YOUR GOAL => In the material below, find the line with "Parse this screenshot: output"; set down that line and every line after it to the end, exactly, without pictures.

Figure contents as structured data
— START —

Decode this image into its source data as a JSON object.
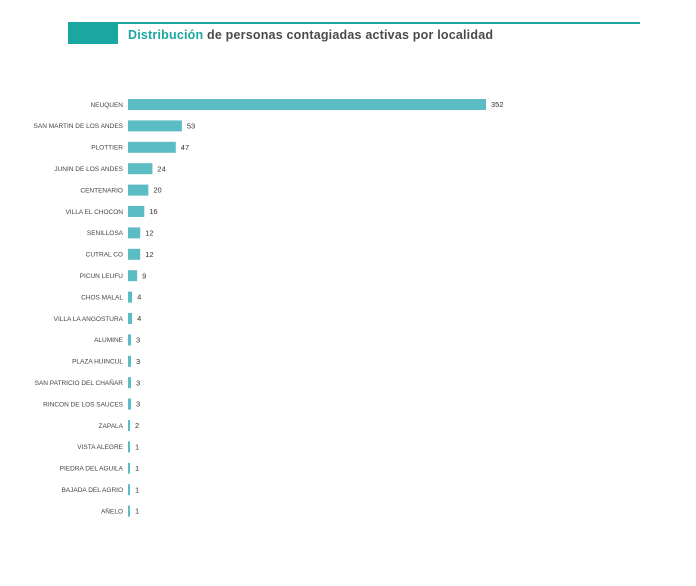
{
  "header": {
    "title_accent": "Distribución",
    "title_rest": " de personas contagiadas activas por localidad"
  },
  "colors": {
    "bar": "#5bbcc4",
    "accent": "#1aa7a1"
  },
  "chart_data": {
    "type": "bar",
    "orientation": "horizontal",
    "categories": [
      "NEUQUEN",
      "SAN MARTIN DE LOS ANDES",
      "PLOTTIER",
      "JUNIN DE LOS ANDES",
      "CENTENARIO",
      "VILLA EL CHOCON",
      "SENILLOSA",
      "CUTRAL CO",
      "PICUN LEUFU",
      "CHOS MALAL",
      "VILLA LA ANGOSTURA",
      "ALUMINE",
      "PLAZA HUINCUL",
      "SAN PATRICIO DEL CHAÑAR",
      "RINCON DE LOS SAUCES",
      "ZAPALA",
      "VISTA ALEGRE",
      "PIEDRA DEL AGUILA",
      "BAJADA DEL AGRIO",
      "AÑELO"
    ],
    "values": [
      352,
      53,
      47,
      24,
      20,
      16,
      12,
      12,
      9,
      4,
      4,
      3,
      3,
      3,
      3,
      2,
      1,
      1,
      1,
      1
    ],
    "xlim": [
      0,
      352
    ],
    "grid": false,
    "legend": "none"
  }
}
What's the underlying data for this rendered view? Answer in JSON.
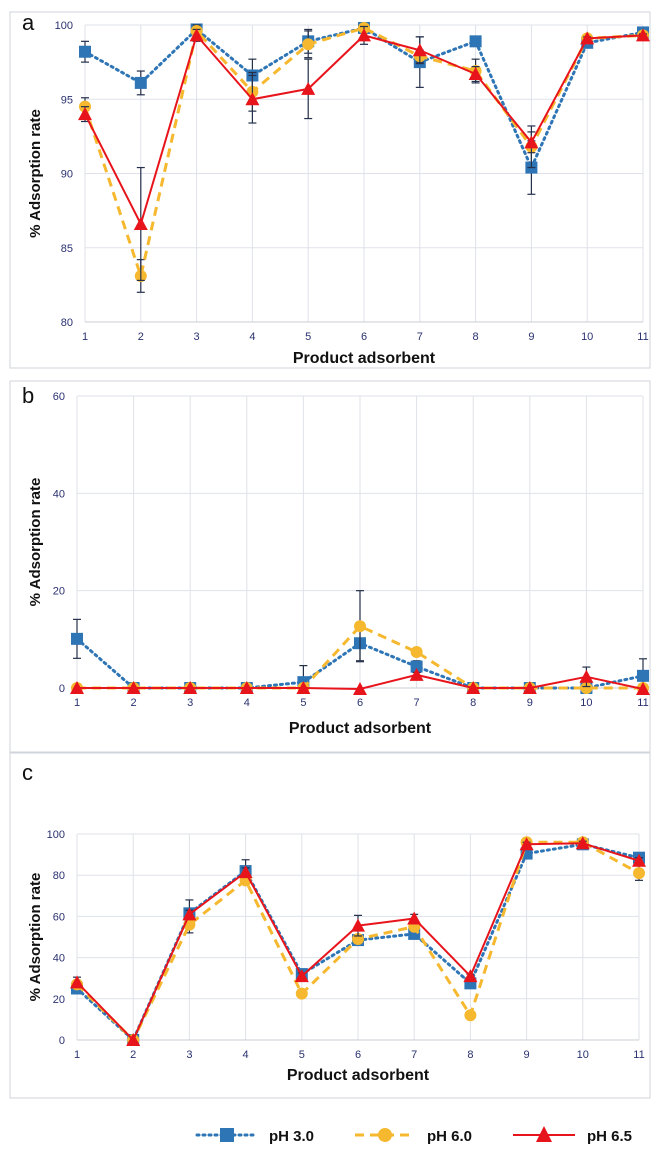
{
  "colors": {
    "ph3": "#2e75b6",
    "ph6": "#f5b82e",
    "ph65": "#e8141c",
    "grid": "#dfe2ea",
    "axis_text": "#2a3170",
    "panel_border": "#cfd3da"
  },
  "legend": [
    {
      "label": "pH 3.0",
      "style": "dotted",
      "marker": "square",
      "color": "#2e75b6"
    },
    {
      "label": "pH 6.0",
      "style": "dashed",
      "marker": "circle",
      "color": "#f5b82e"
    },
    {
      "label": "pH 6.5",
      "style": "solid",
      "marker": "triangle",
      "color": "#e8141c"
    }
  ],
  "chart_data": [
    {
      "panel": "a",
      "type": "line",
      "xlabel": "Product adsorbent",
      "ylabel": "% Adsorption rate",
      "ylim": [
        80,
        100
      ],
      "yticks": [
        80,
        85,
        90,
        95,
        100
      ],
      "x": [
        1,
        2,
        3,
        4,
        5,
        6,
        7,
        8,
        9,
        10,
        11
      ],
      "grid": true,
      "series": [
        {
          "name": "pH 3.0",
          "values": [
            98.2,
            96.1,
            99.7,
            96.6,
            98.9,
            99.8,
            97.5,
            98.9,
            90.4,
            98.8,
            99.5
          ],
          "errors": [
            0.7,
            0.8,
            0.3,
            1.1,
            0.8,
            0.3,
            1.7,
            0.2,
            1.8,
            0.2,
            0.1
          ]
        },
        {
          "name": "pH 6.0",
          "values": [
            94.5,
            83.1,
            99.6,
            95.5,
            98.7,
            99.8,
            97.9,
            96.9,
            91.8,
            99.1,
            99.3
          ],
          "errors": [
            0.6,
            1.1,
            0.4,
            1.3,
            0.9,
            0.2,
            0.4,
            0.8,
            1.4,
            0.1,
            0.1
          ]
        },
        {
          "name": "pH 6.5",
          "values": [
            94.0,
            86.6,
            99.3,
            95.0,
            95.7,
            99.3,
            98.3,
            96.7,
            92.1,
            99.1,
            99.3
          ],
          "errors": [
            0.5,
            3.8,
            0.4,
            1.6,
            2.0,
            0.6,
            0.9,
            0.5,
            0.7,
            0.1,
            0.1
          ]
        }
      ]
    },
    {
      "panel": "b",
      "type": "line",
      "xlabel": "Product adsorbent",
      "ylabel": "% Adsorption rate",
      "ylim": [
        0,
        60
      ],
      "yticks": [
        0,
        20,
        40,
        60
      ],
      "x": [
        1,
        2,
        3,
        4,
        5,
        6,
        7,
        8,
        9,
        10,
        11
      ],
      "grid": true,
      "series": [
        {
          "name": "pH 3.0",
          "values": [
            10.1,
            0,
            0,
            0,
            1.2,
            9.2,
            4.4,
            0,
            0,
            0,
            2.5
          ],
          "errors": [
            4.0,
            0,
            0,
            0,
            3.4,
            3.6,
            1.2,
            0,
            0,
            0,
            3.5
          ]
        },
        {
          "name": "pH 6.0",
          "values": [
            0,
            0,
            0,
            0,
            0,
            12.7,
            7.4,
            0,
            0,
            0,
            0
          ],
          "errors": [
            0,
            0,
            0,
            0,
            0,
            7.3,
            0.8,
            0,
            0,
            0,
            0
          ]
        },
        {
          "name": "pH 6.5",
          "values": [
            0,
            0,
            0,
            0,
            0,
            -0.2,
            2.7,
            0,
            0,
            2.3,
            -0.2
          ],
          "errors": [
            0,
            0,
            0,
            0,
            0,
            0,
            0.5,
            0,
            0,
            2.0,
            0
          ]
        }
      ]
    },
    {
      "panel": "c",
      "type": "line",
      "xlabel": "Product adsorbent",
      "ylabel": "% Adsorption rate",
      "ylim": [
        0,
        100
      ],
      "yticks": [
        0,
        20,
        40,
        60,
        80,
        100
      ],
      "x": [
        1,
        2,
        3,
        4,
        5,
        6,
        7,
        8,
        9,
        10,
        11
      ],
      "grid": true,
      "series": [
        {
          "name": "pH 3.0",
          "values": [
            25,
            0,
            61.5,
            82,
            32,
            48.5,
            51.5,
            27.5,
            90.5,
            95,
            88.5
          ],
          "errors": [
            2.0,
            0,
            6.5,
            5.5,
            1.5,
            2.0,
            1.5,
            1.5,
            1.0,
            1.0,
            1.5
          ]
        },
        {
          "name": "pH 6.0",
          "values": [
            27,
            0,
            56,
            77.5,
            22.5,
            49,
            55,
            12,
            96,
            96,
            81
          ],
          "errors": [
            1.5,
            0,
            4.0,
            1.5,
            1.0,
            1.5,
            1.0,
            1.0,
            1.0,
            1.5,
            3.5
          ]
        },
        {
          "name": "pH 6.5",
          "values": [
            28,
            0,
            61,
            81.5,
            31,
            55.5,
            59,
            31,
            95,
            95.5,
            87
          ],
          "errors": [
            2.5,
            0,
            2.0,
            2.0,
            1.5,
            5.0,
            2.0,
            1.0,
            1.0,
            1.0,
            1.5
          ]
        }
      ]
    }
  ]
}
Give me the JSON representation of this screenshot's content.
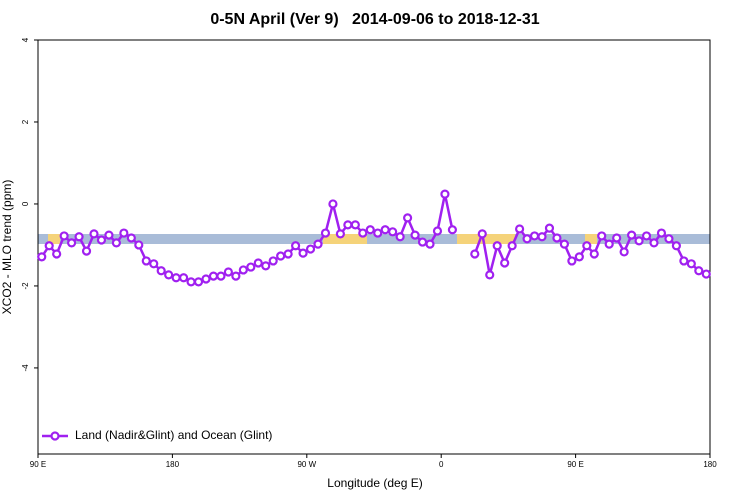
{
  "chart_data": {
    "type": "line",
    "title": "0-5N April (Ver 9)   2014-09-06 to 2018-12-31",
    "x_label": "Longitude (deg E)",
    "y_label": "XCO2 - MLO trend (ppm)",
    "xlim": [
      90,
      540
    ],
    "ylim": [
      -6.1,
      4
    ],
    "xticks": [
      {
        "value": 90,
        "label": "90 E"
      },
      180,
      {
        "value": 270,
        "label": "90 W"
      },
      {
        "value": 360,
        "label": "0"
      },
      {
        "value": 450,
        "label": "90 E"
      },
      {
        "value": 540,
        "label": "180"
      }
    ],
    "yticks": [
      4,
      2,
      0,
      -2,
      -4
    ],
    "legend": "bottom-left",
    "x": [
      92.5,
      97.5,
      102.5,
      107.5,
      112.5,
      117.5,
      122.5,
      127.5,
      132.5,
      137.5,
      142.5,
      147.5,
      152.5,
      157.5,
      162.5,
      167.5,
      172.5,
      177.5,
      182.5,
      187.5,
      192.5,
      197.5,
      202.5,
      207.5,
      212.5,
      217.5,
      222.5,
      227.5,
      232.5,
      237.5,
      242.5,
      247.5,
      252.5,
      257.5,
      262.5,
      267.5,
      272.5,
      277.5,
      282.5,
      287.5,
      292.5,
      297.5,
      302.5,
      307.5,
      312.5,
      317.5,
      322.5,
      327.5,
      332.5,
      337.5,
      342.5,
      347.5,
      352.5,
      357.5,
      362.5,
      367.5,
      372.5,
      377.5,
      382.5,
      387.5,
      392.5,
      397.5,
      402.5,
      407.5,
      412.5,
      417.5,
      422.5,
      427.5,
      432.5,
      437.5,
      442.5,
      447.5,
      452.5,
      457.5,
      462.5,
      467.5,
      472.5,
      477.5,
      482.5,
      487.5,
      492.5,
      497.5,
      502.5,
      507.5,
      512.5,
      517.5,
      522.5,
      527.5,
      532.5,
      537.5
    ],
    "series": [
      {
        "name": "Land (Nadir&Glint) and Ocean (Glint)",
        "color": "#a020f0",
        "values": [
          -1.29,
          -1.02,
          -1.22,
          -0.78,
          -0.95,
          -0.8,
          -1.15,
          -0.73,
          -0.88,
          -0.76,
          -0.95,
          -0.71,
          -0.83,
          -1.0,
          -1.39,
          -1.46,
          -1.63,
          -1.73,
          -1.8,
          -1.8,
          -1.9,
          -1.9,
          -1.83,
          -1.76,
          -1.76,
          -1.66,
          -1.76,
          -1.61,
          -1.54,
          -1.44,
          -1.51,
          -1.39,
          -1.27,
          -1.22,
          -1.02,
          -1.2,
          -1.1,
          -0.98,
          -0.71,
          0.0,
          -0.73,
          -0.51,
          -0.51,
          -0.71,
          -0.63,
          -0.71,
          -0.63,
          -0.68,
          -0.8,
          -0.34,
          -0.76,
          -0.93,
          -0.98,
          -0.66,
          0.24,
          -0.63,
          null,
          null,
          -1.22,
          -0.73,
          -1.73,
          -1.02,
          -1.44,
          -1.02,
          -0.61,
          -0.85,
          -0.78,
          -0.8,
          -0.59,
          -0.83,
          -0.98,
          -1.39,
          -1.29,
          -1.02,
          -1.22,
          -0.78,
          -0.98,
          -0.83,
          -1.17,
          -0.76,
          -0.9,
          -0.78,
          -0.95,
          -0.71,
          -0.85,
          -1.02,
          -1.39,
          -1.46,
          -1.63,
          -1.71
        ]
      }
    ]
  }
}
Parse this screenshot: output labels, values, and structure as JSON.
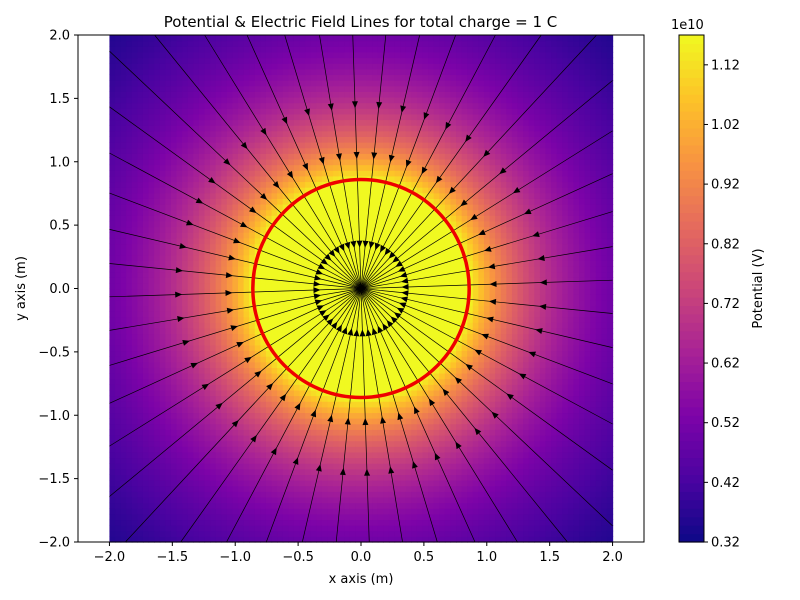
{
  "chart_data": {
    "type": "heatmap",
    "title": "Potential & Electric Field Lines for total charge = 1 C",
    "xlabel": "x axis (m)",
    "ylabel": "y axis (m)",
    "xlim": [
      -2.25,
      2.25
    ],
    "ylim": [
      -2.0,
      2.0
    ],
    "xticks": [
      "−2.0",
      "−1.5",
      "−1.0",
      "−0.5",
      "0.0",
      "0.5",
      "1.0",
      "1.5",
      "2.0"
    ],
    "xtick_values": [
      -2.0,
      -1.5,
      -1.0,
      -0.5,
      0.0,
      0.5,
      1.0,
      1.5,
      2.0
    ],
    "yticks": [
      "−2.0",
      "−1.5",
      "−1.0",
      "−0.5",
      "0.0",
      "0.5",
      "1.0",
      "1.5",
      "2.0"
    ],
    "ytick_values": [
      -2.0,
      -1.5,
      -1.0,
      -0.5,
      0.0,
      0.5,
      1.0,
      1.5,
      2.0
    ],
    "field_extent": {
      "x": [
        -2.0,
        2.0
      ],
      "y": [
        -2.0,
        2.0
      ]
    },
    "sphere": {
      "center": [
        0.0,
        0.0
      ],
      "radius": 0.86,
      "color": "#ee0000"
    },
    "potential": {
      "min": 3200000000.0,
      "max": 11700000000.0,
      "inside_value": 11700000000.0
    },
    "colormap": "plasma",
    "field_direction": "inward",
    "colorbar": {
      "label": "Potential (V)",
      "offset_text": "1e10",
      "ticks": [
        "0.32",
        "0.42",
        "0.52",
        "0.62",
        "0.72",
        "0.82",
        "0.92",
        "1.02",
        "1.12"
      ],
      "tick_values": [
        0.32,
        0.42,
        0.52,
        0.62,
        0.72,
        0.82,
        0.92,
        1.02,
        1.12
      ],
      "range": [
        0.32,
        1.17
      ]
    },
    "grid": false
  }
}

— END —

WRITTEN REPLY =>
Parse this screenshot: output labels, values, and structure as JSON.
{
  "chart_data": {
    "type": "heatmap",
    "title": "Potential & Electric Field Lines for total charge = 1 C",
    "xlabel": "x axis (m)",
    "ylabel": "y axis (m)",
    "xlim": [
      -2.25,
      2.25
    ],
    "ylim": [
      -2.0,
      2.0
    ],
    "xticks": [
      "−2.0",
      "−1.5",
      "−1.0",
      "−0.5",
      "0.0",
      "0.5",
      "1.0",
      "1.5",
      "2.0"
    ],
    "xtick_values": [
      -2.0,
      -1.5,
      -1.0,
      -0.5,
      0.0,
      0.5,
      1.0,
      1.5,
      2.0
    ],
    "yticks": [
      "−2.0",
      "−1.5",
      "−1.0",
      "−0.5",
      "0.0",
      "0.5",
      "1.0",
      "1.5",
      "2.0"
    ],
    "ytick_values": [
      -2.0,
      -1.5,
      -1.0,
      -0.5,
      0.0,
      0.5,
      1.0,
      1.5,
      2.0
    ],
    "field_extent": {
      "x": [
        -2.0,
        2.0
      ],
      "y": [
        -2.0,
        2.0
      ]
    },
    "sphere": {
      "center": [
        0.0,
        0.0
      ],
      "radius": 0.86,
      "color": "#ee0000"
    },
    "potential": {
      "min": 3200000000.0,
      "max": 11700000000.0,
      "inside_value": 11700000000.0
    },
    "colormap": "plasma",
    "field_direction": "inward",
    "colorbar": {
      "label": "Potential (V)",
      "offset_text": "1e10",
      "ticks": [
        "0.32",
        "0.42",
        "0.52",
        "0.62",
        "0.72",
        "0.82",
        "0.92",
        "1.02",
        "1.12"
      ],
      "tick_values": [
        0.32,
        0.42,
        0.52,
        0.62,
        0.72,
        0.82,
        0.92,
        1.02,
        1.12
      ],
      "range": [
        0.32,
        1.17
      ]
    },
    "grid": false
  }
}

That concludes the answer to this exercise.